+++ SUPPLIED MATERIAL
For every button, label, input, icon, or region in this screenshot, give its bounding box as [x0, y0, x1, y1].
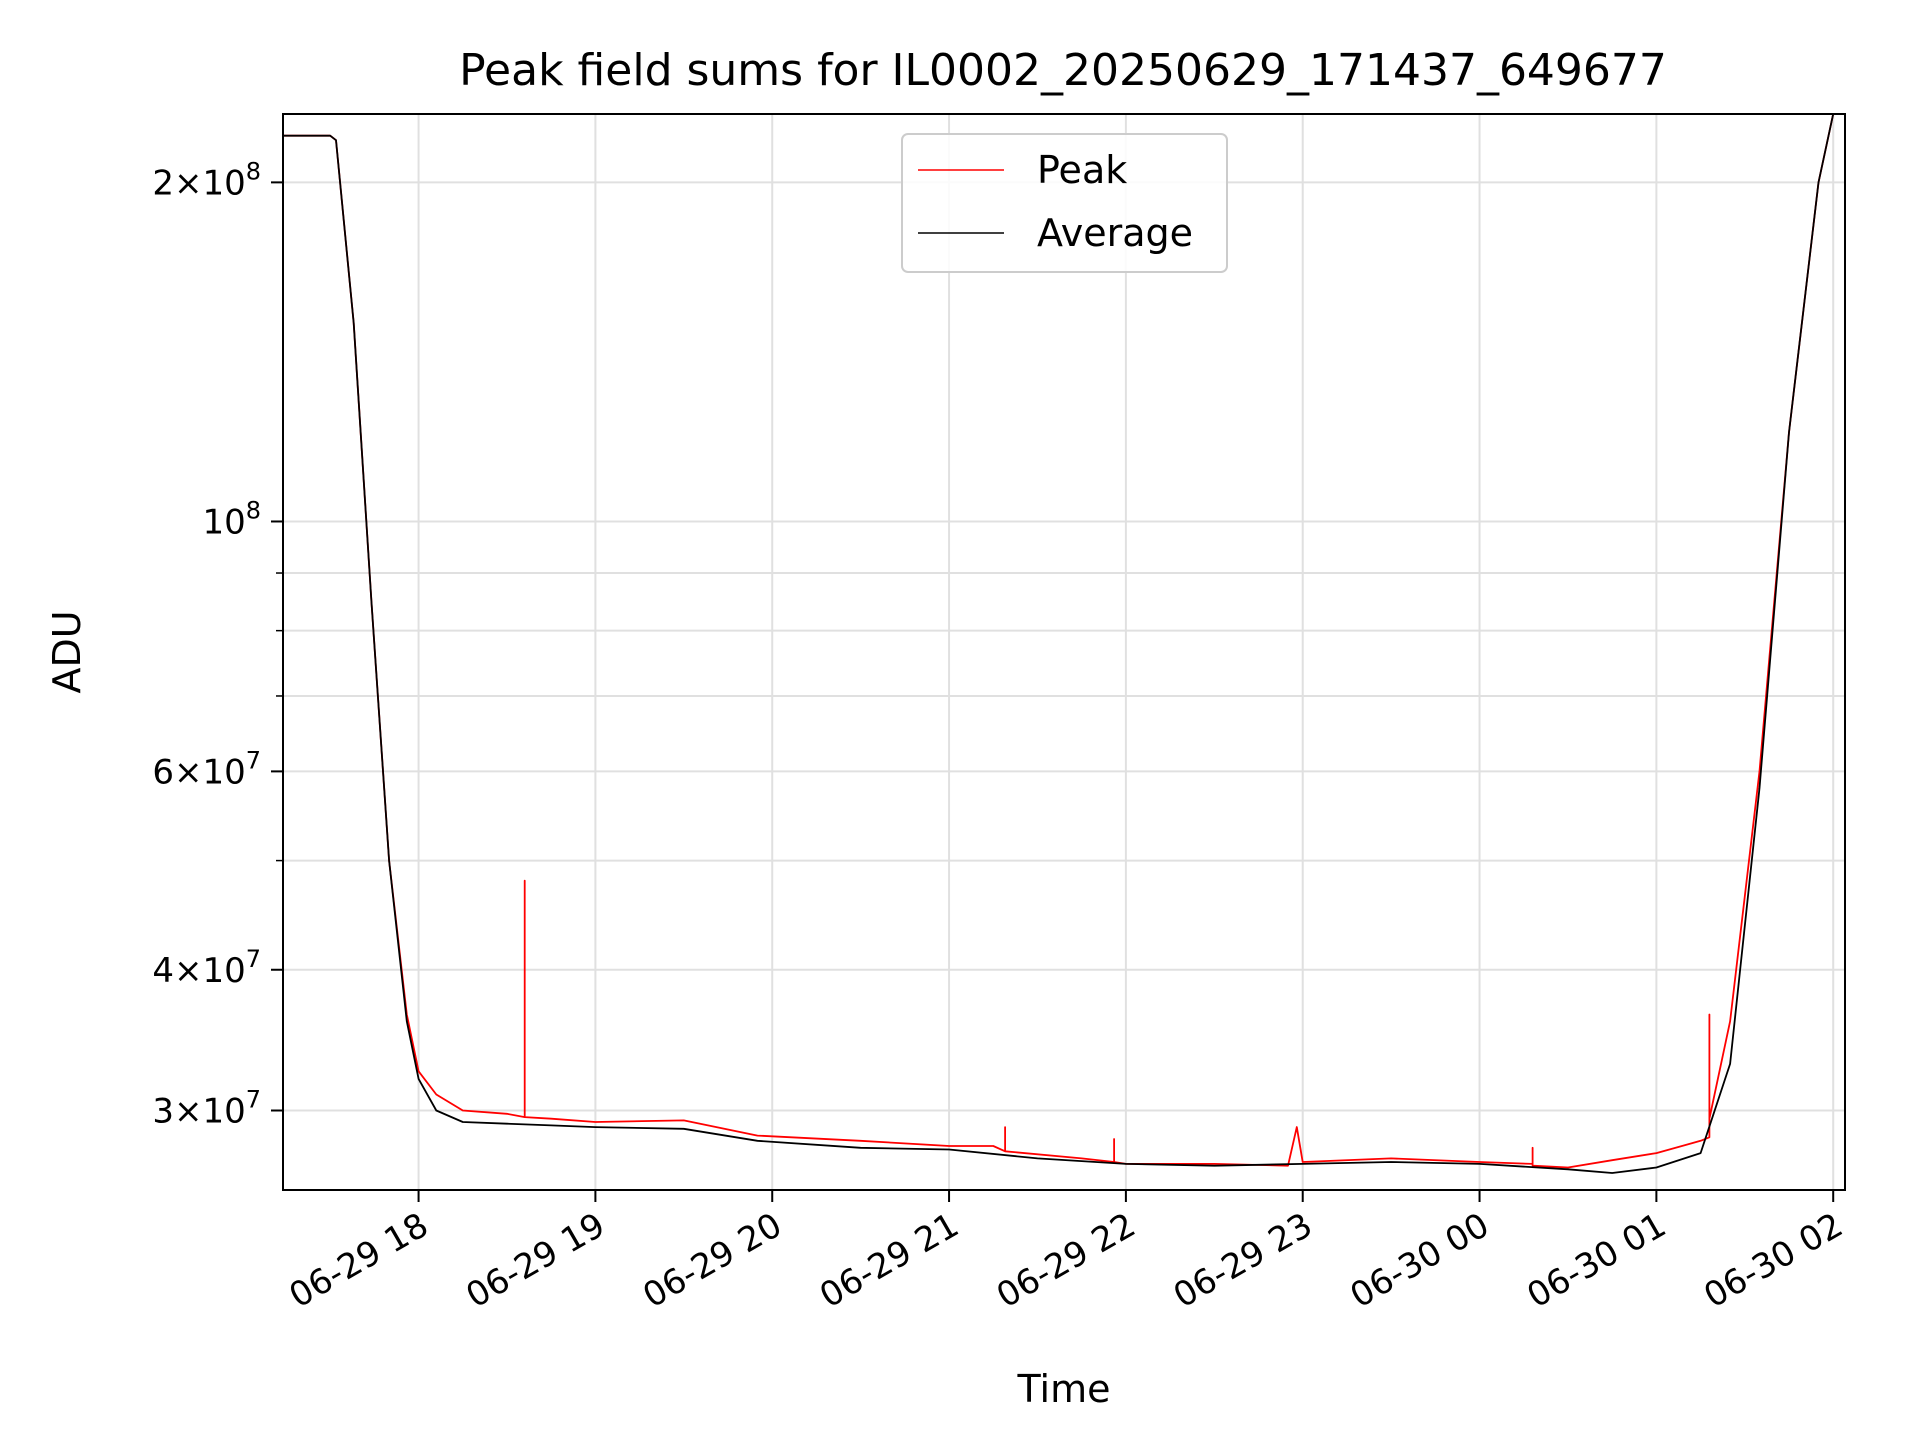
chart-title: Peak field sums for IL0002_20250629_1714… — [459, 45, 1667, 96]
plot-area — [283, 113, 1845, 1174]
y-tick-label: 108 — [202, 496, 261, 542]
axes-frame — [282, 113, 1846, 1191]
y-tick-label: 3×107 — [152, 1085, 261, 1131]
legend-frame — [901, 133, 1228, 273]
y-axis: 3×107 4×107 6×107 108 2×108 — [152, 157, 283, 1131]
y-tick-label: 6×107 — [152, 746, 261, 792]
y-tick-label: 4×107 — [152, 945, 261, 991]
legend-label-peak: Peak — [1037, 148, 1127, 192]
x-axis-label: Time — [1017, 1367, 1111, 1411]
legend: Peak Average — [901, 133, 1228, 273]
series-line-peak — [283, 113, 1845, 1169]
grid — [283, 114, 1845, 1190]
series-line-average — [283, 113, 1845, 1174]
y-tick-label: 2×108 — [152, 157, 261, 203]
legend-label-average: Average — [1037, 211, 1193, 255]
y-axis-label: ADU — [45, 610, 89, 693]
++++++
+++ SUPPLIED MATERIAL
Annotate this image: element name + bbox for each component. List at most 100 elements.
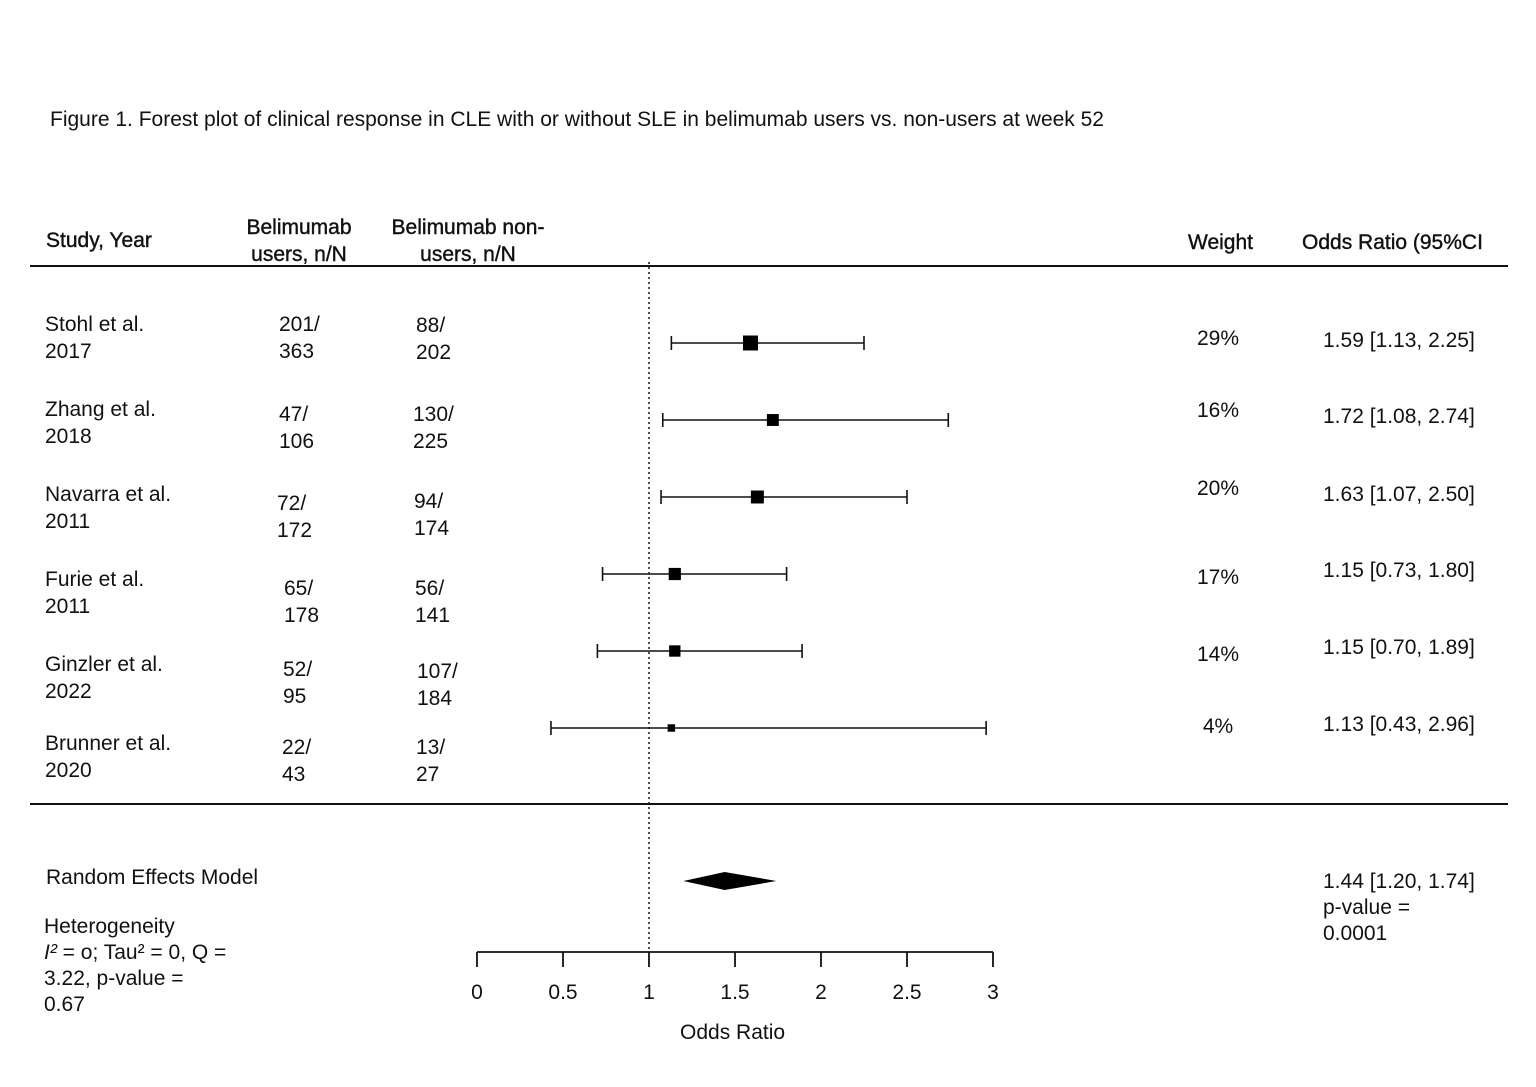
++++++
+++ SUPPLIED MATERIAL
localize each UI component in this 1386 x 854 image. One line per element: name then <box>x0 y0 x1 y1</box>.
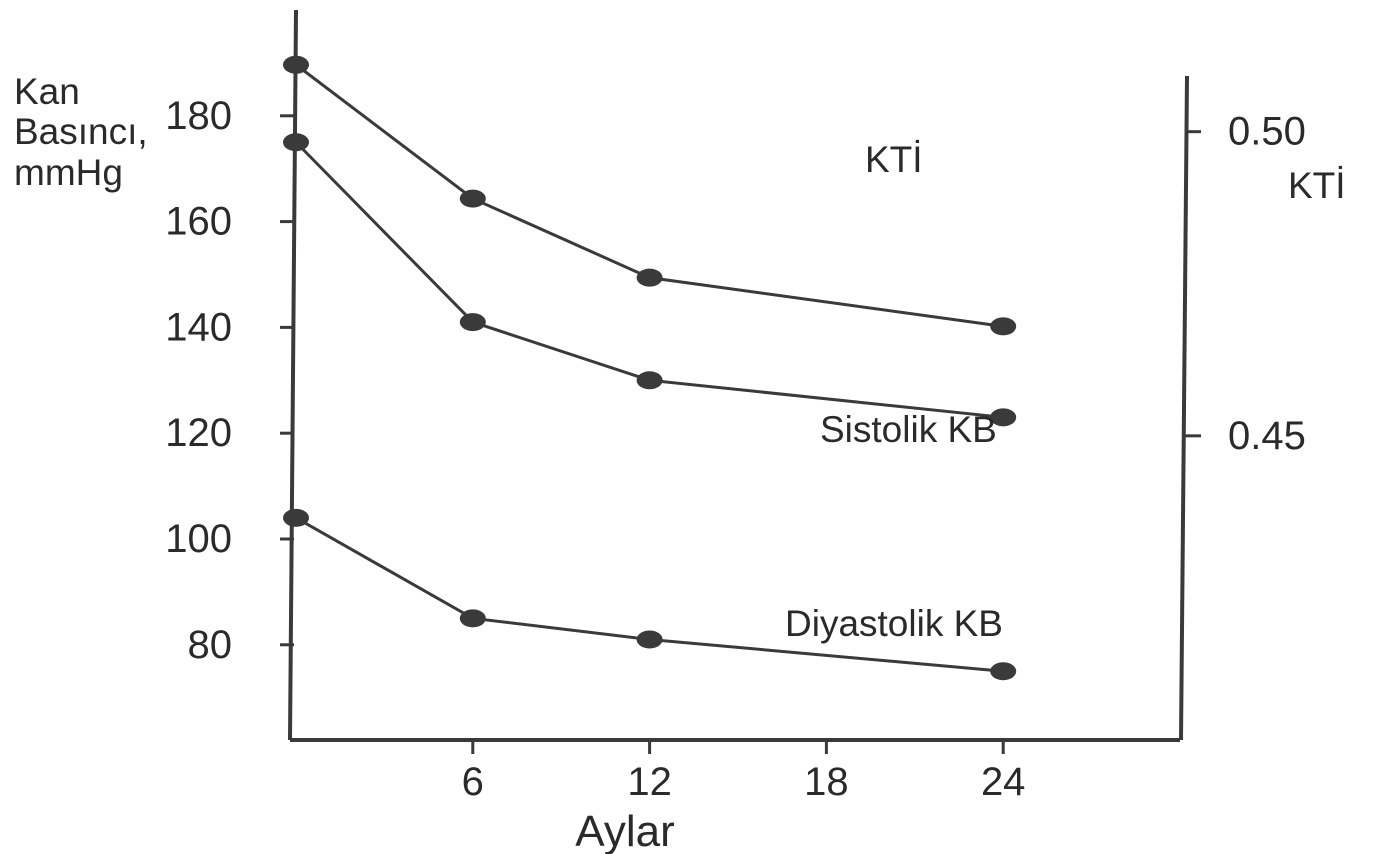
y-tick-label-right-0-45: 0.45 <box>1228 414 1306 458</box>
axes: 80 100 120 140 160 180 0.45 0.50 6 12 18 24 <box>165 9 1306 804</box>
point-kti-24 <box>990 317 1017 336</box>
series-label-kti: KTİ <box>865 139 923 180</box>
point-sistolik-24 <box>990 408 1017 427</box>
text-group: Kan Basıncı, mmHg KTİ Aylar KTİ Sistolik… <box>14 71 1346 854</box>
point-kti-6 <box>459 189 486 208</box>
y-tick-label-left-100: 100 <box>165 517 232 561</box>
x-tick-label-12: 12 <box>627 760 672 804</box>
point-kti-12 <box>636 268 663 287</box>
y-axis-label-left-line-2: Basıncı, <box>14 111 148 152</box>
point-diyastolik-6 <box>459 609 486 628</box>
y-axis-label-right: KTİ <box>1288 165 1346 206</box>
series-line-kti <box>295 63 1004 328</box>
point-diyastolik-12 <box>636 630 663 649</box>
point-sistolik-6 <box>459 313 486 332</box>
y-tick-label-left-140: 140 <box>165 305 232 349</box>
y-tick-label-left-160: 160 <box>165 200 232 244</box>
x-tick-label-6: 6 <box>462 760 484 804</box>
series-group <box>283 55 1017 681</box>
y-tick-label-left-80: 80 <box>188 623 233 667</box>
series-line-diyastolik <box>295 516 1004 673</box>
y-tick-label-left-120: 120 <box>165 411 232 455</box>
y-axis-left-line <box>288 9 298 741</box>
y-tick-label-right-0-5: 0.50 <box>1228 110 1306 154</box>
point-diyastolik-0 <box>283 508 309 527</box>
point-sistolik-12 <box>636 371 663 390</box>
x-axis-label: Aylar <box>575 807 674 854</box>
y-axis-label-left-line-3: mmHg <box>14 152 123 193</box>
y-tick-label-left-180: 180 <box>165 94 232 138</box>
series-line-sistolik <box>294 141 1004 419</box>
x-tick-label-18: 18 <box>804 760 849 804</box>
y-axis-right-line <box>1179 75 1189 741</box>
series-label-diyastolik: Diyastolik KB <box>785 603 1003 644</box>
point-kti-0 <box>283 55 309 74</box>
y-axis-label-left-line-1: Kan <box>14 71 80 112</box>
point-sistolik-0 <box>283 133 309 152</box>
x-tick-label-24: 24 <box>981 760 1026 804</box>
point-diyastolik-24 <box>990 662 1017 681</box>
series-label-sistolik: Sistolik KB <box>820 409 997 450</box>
++++++
- [TASK BRIEF] Retype the entries verbatim, beginning with the line that contains "For every button, label, input, icon, or" and stopping after the line that contains "legend-frame — [901, 133, 1228, 273]". Omit the picture from your copy.

- [TASK RESULT]
For every button, label, input, icon, or region in this screenshot, give its bounding box as [x0, y0, x1, y1].
chart-title: Peak field sums for IL0002_20250629_1714… — [459, 45, 1667, 96]
plot-area — [283, 113, 1845, 1174]
y-tick-label: 108 — [202, 496, 261, 542]
axes-frame — [282, 113, 1846, 1191]
y-tick-label: 3×107 — [152, 1085, 261, 1131]
legend-frame — [901, 133, 1228, 273]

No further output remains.